» **Stated task**
Quote the records beneath, complete and exact. Leave out images.

» **Source records**

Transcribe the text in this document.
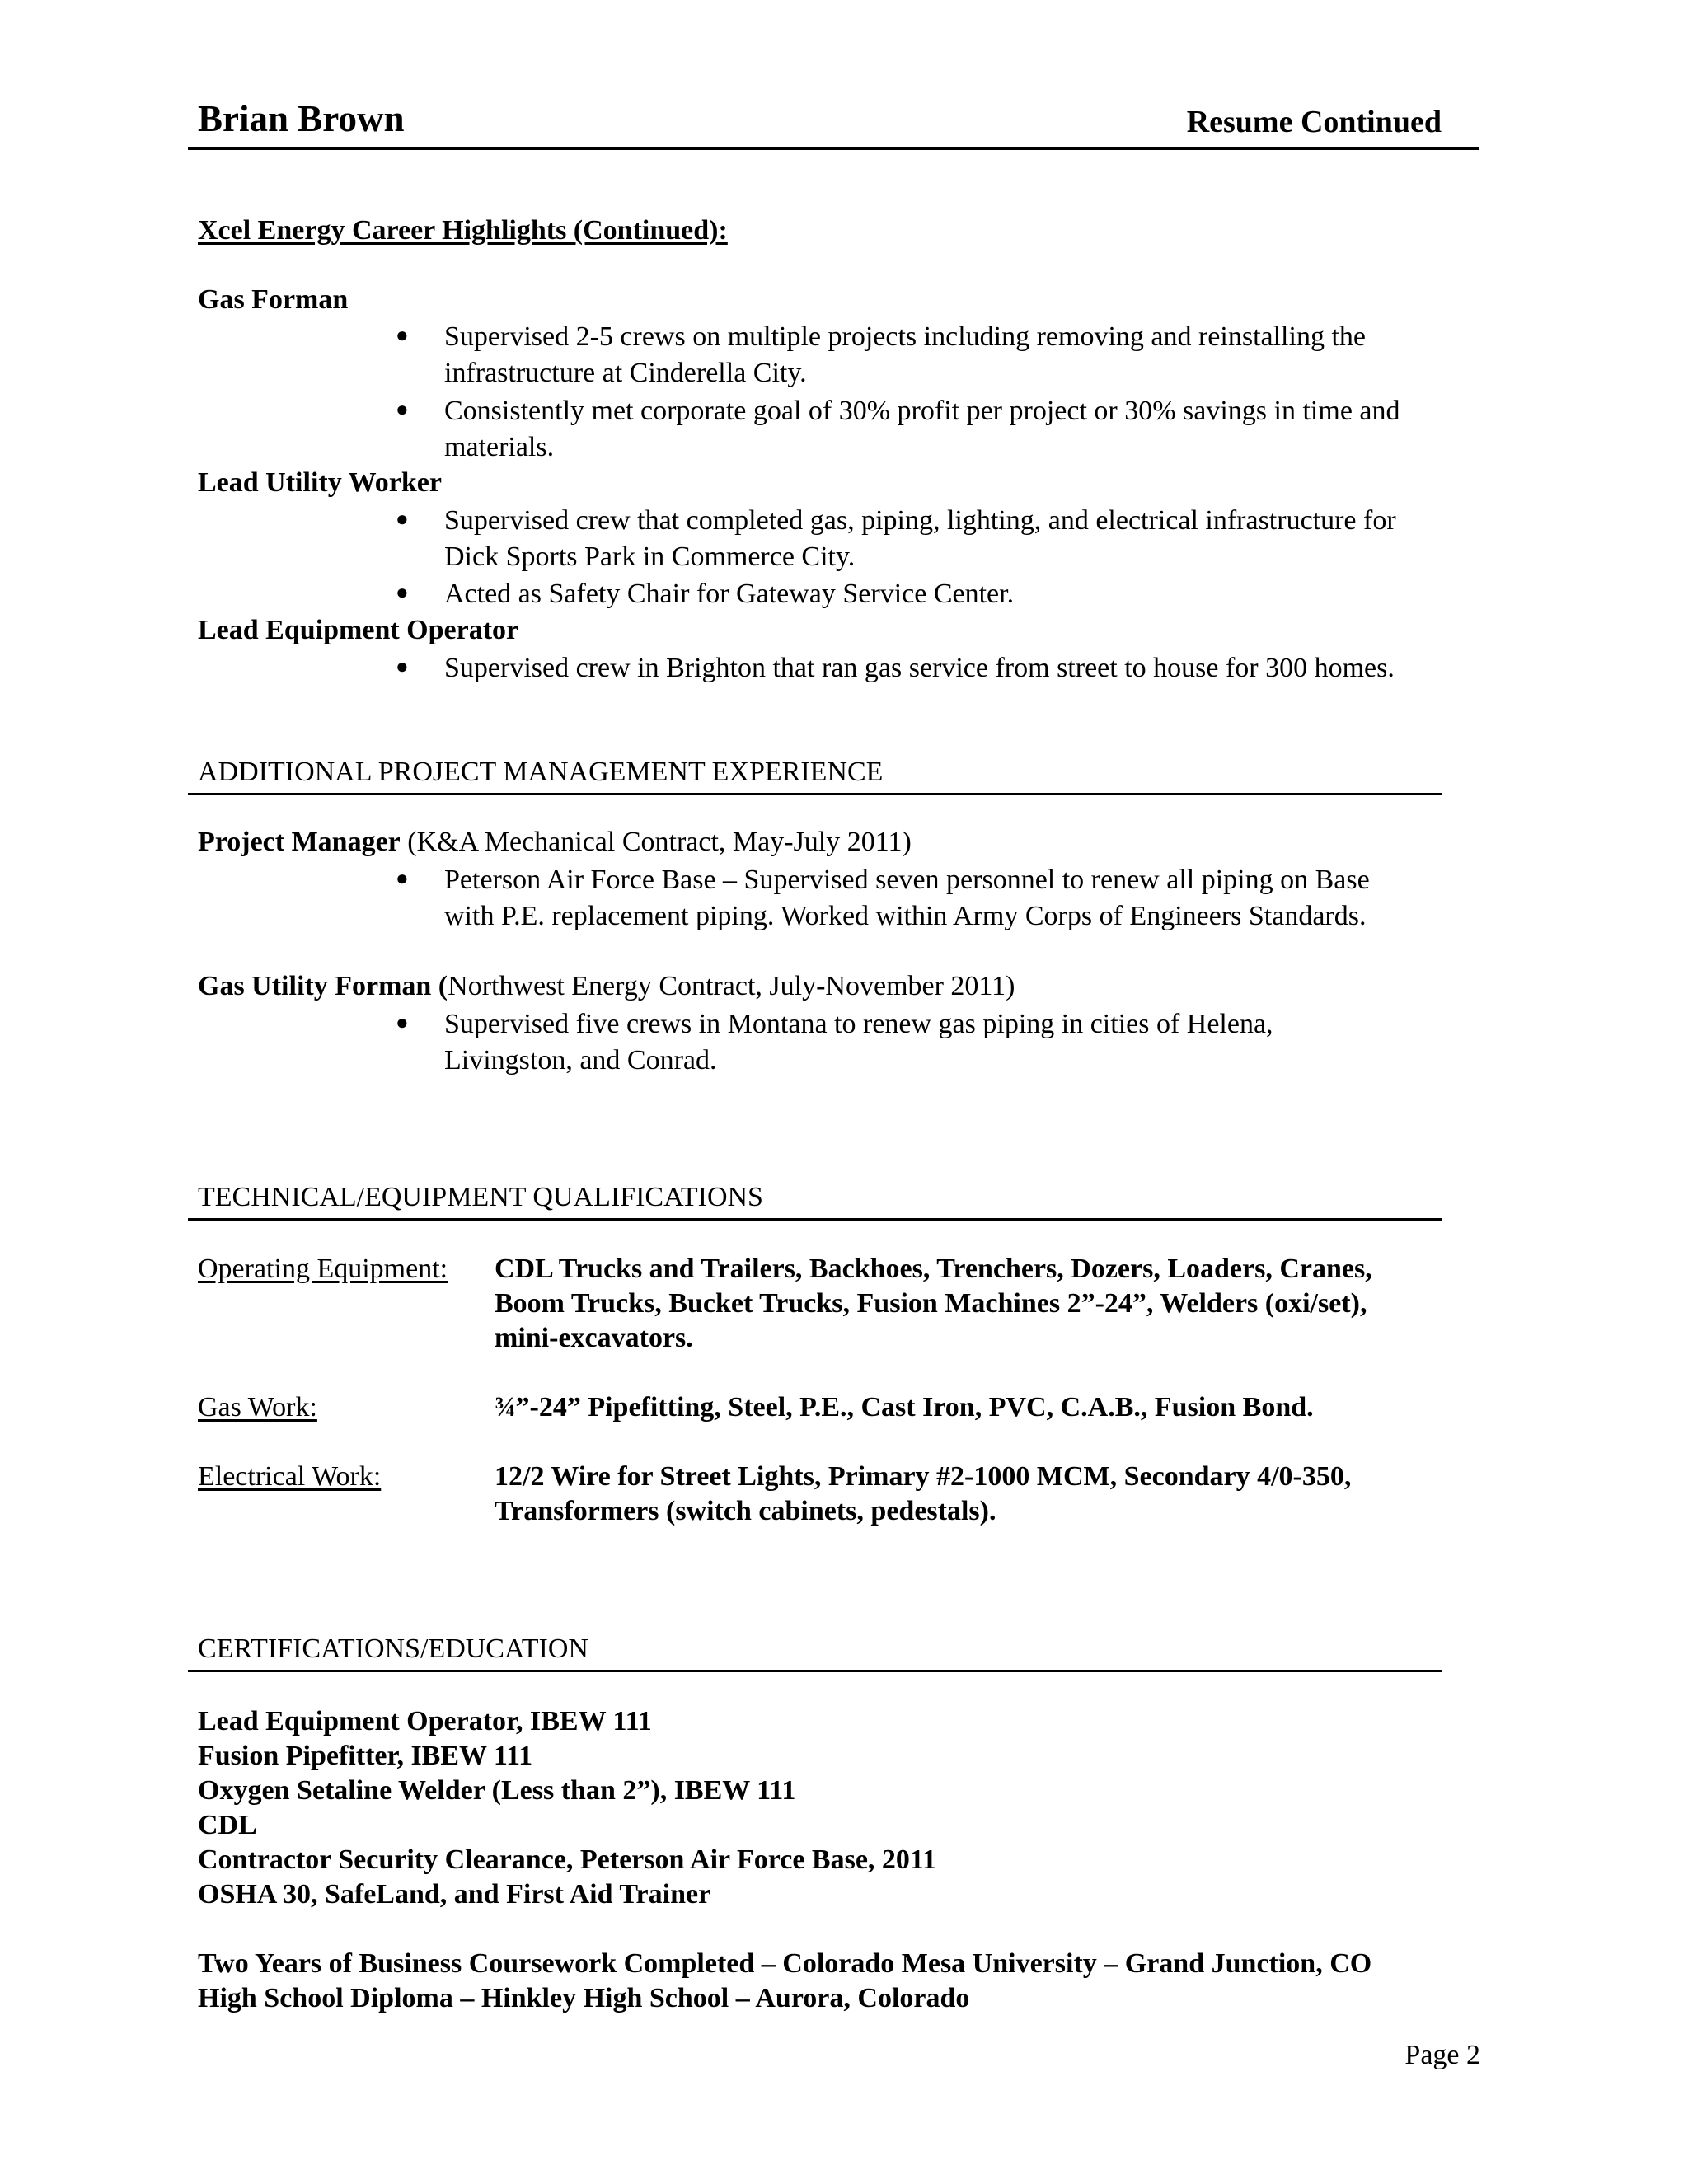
Brian Brown	Resume Continued
Xcel Energy Career Highlights (Continued):
Gas Forman
● Supervised 2-5 crews on multiple projects including removing and reinstalling the
infrastructure at Cinderella City.
● Consistently met corporate goal of 30% profit per project or 30% savings in time and
materials.
Lead Utility Worker
● Supervised crew that completed gas, piping, lighting, and electrical infrastructure for
Dick Sports Park in Commerce City.
● Acted as Safety Chair for Gateway Service Center.
Lead Equipment Operator
● Supervised crew in Brighton that ran gas service from street to house for 300 homes.
ADDITIONAL PROJECT MANAGEMENT EXPERIENCE
Project Manager (K&A Mechanical Contract, May-July 2011)
● Peterson Air Force Base – Supervised seven personnel to renew all piping on Base
with P.E. replacement piping. Worked within Army Corps of Engineers Standards.
Gas Utility Forman (Northwest Energy Contract, July-November 2011)
● Supervised five crews in Montana to renew gas piping in cities of Helena,
Livingston, and Conrad.
TECHNICAL/EQUIPMENT QUALIFICATIONS
Operating Equipment: CDL Trucks and Trailers, Backhoes, Trenchers, Dozers, Loaders, Cranes,
Boom Trucks, Bucket Trucks, Fusion Machines 2”-24”, Welders (oxi/set),
mini-excavators.
Gas Work:	¾”-24” Pipefitting, Steel, P.E., Cast Iron, PVC, C.A.B., Fusion Bond.
Electrical Work:	12/2 Wire for Street Lights, Primary #2-1000 MCM, Secondary 4/0-350,
Transformers (switch cabinets, pedestals).
CERTIFICATIONS/EDUCATION
Lead Equipment Operator, IBEW 111
Fusion Pipefitter, IBEW 111
Oxygen Setaline Welder (Less than 2”), IBEW 111
CDL
Contractor Security Clearance, Peterson Air Force Base, 2011
OSHA 30, SafeLand, and First Aid Trainer
Two Years of Business Coursework Completed – Colorado Mesa University – Grand Junction, CO
High School Diploma – Hinkley High School – Aurora, Colorado
Page 2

» **Task response**
Transcribe the text in this document.
Brian Brown	Resume Continued
Xcel Energy Career Highlights (Continued):
Gas Forman
● Supervised 2-5 crews on multiple projects including removing and reinstalling the
infrastructure at Cinderella City.
● Consistently met corporate goal of 30% profit per project or 30% savings in time and
materials.
Lead Utility Worker
● Supervised crew that completed gas, piping, lighting, and electrical infrastructure for
Dick Sports Park in Commerce City.
● Acted as Safety Chair for Gateway Service Center.
Lead Equipment Operator
● Supervised crew in Brighton that ran gas service from street to house for 300 homes.
ADDITIONAL PROJECT MANAGEMENT EXPERIENCE
Project Manager (K&A Mechanical Contract, May-July 2011)
● Peterson Air Force Base – Supervised seven personnel to renew all piping on Base
with P.E. replacement piping. Worked within Army Corps of Engineers Standards.
Gas Utility Forman (Northwest Energy Contract, July-November 2011)
● Supervised five crews in Montana to renew gas piping in cities of Helena,
Livingston, and Conrad.
TECHNICAL/EQUIPMENT QUALIFICATIONS
Operating Equipment: CDL Trucks and Trailers, Backhoes, Trenchers, Dozers, Loaders, Cranes,
Boom Trucks, Bucket Trucks, Fusion Machines 2”-24”, Welders (oxi/set),
mini-excavators.
Gas Work:	¾”-24” Pipefitting, Steel, P.E., Cast Iron, PVC, C.A.B., Fusion Bond.
Electrical Work:	12/2 Wire for Street Lights, Primary #2-1000 MCM, Secondary 4/0-350,
Transformers (switch cabinets, pedestals).
CERTIFICATIONS/EDUCATION
Lead Equipment Operator, IBEW 111
Fusion Pipefitter, IBEW 111
Oxygen Setaline Welder (Less than 2”), IBEW 111
CDL
Contractor Security Clearance, Peterson Air Force Base, 2011
OSHA 30, SafeLand, and First Aid Trainer
Two Years of Business Coursework Completed – Colorado Mesa University – Grand Junction, CO
High School Diploma – Hinkley High School – Aurora, Colorado
Page 2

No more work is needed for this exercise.